◆ **Exercise brief**: Copy out the records in full, word for word, without pictures.

··· Information provided

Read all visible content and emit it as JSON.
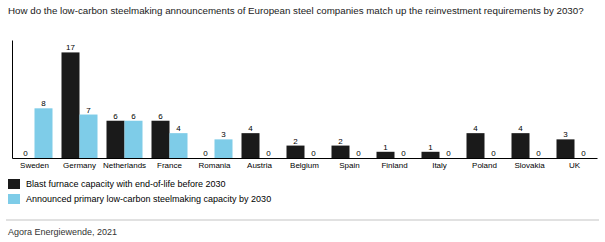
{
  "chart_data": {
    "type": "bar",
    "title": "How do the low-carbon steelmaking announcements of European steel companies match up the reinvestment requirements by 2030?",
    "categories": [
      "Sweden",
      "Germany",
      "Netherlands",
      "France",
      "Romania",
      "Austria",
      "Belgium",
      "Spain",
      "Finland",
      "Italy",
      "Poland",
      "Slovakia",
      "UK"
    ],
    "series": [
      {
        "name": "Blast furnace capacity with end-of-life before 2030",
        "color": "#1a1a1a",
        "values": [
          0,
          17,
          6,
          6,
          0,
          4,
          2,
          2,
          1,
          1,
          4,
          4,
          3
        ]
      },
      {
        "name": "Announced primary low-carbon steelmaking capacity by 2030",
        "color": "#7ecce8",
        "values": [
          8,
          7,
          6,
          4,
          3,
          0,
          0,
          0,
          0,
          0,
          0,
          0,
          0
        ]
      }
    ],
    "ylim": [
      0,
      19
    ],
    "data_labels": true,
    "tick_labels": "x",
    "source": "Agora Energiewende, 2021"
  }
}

······

◆ **Final answer**:
Read all visible content and emit it as JSON.
{
  "chart_data": {
    "type": "bar",
    "title": "How do the low-carbon steelmaking announcements of European steel companies match up the reinvestment requirements by 2030?",
    "categories": [
      "Sweden",
      "Germany",
      "Netherlands",
      "France",
      "Romania",
      "Austria",
      "Belgium",
      "Spain",
      "Finland",
      "Italy",
      "Poland",
      "Slovakia",
      "UK"
    ],
    "series": [
      {
        "name": "Blast furnace capacity with end-of-life before 2030",
        "color": "#1a1a1a",
        "values": [
          0,
          17,
          6,
          6,
          0,
          4,
          2,
          2,
          1,
          1,
          4,
          4,
          3
        ]
      },
      {
        "name": "Announced primary low-carbon steelmaking capacity by 2030",
        "color": "#7ecce8",
        "values": [
          8,
          7,
          6,
          4,
          3,
          0,
          0,
          0,
          0,
          0,
          0,
          0,
          0
        ]
      }
    ],
    "ylim": [
      0,
      19
    ],
    "data_labels": true,
    "tick_labels": "x",
    "source": "Agora Energiewende, 2021"
  }
}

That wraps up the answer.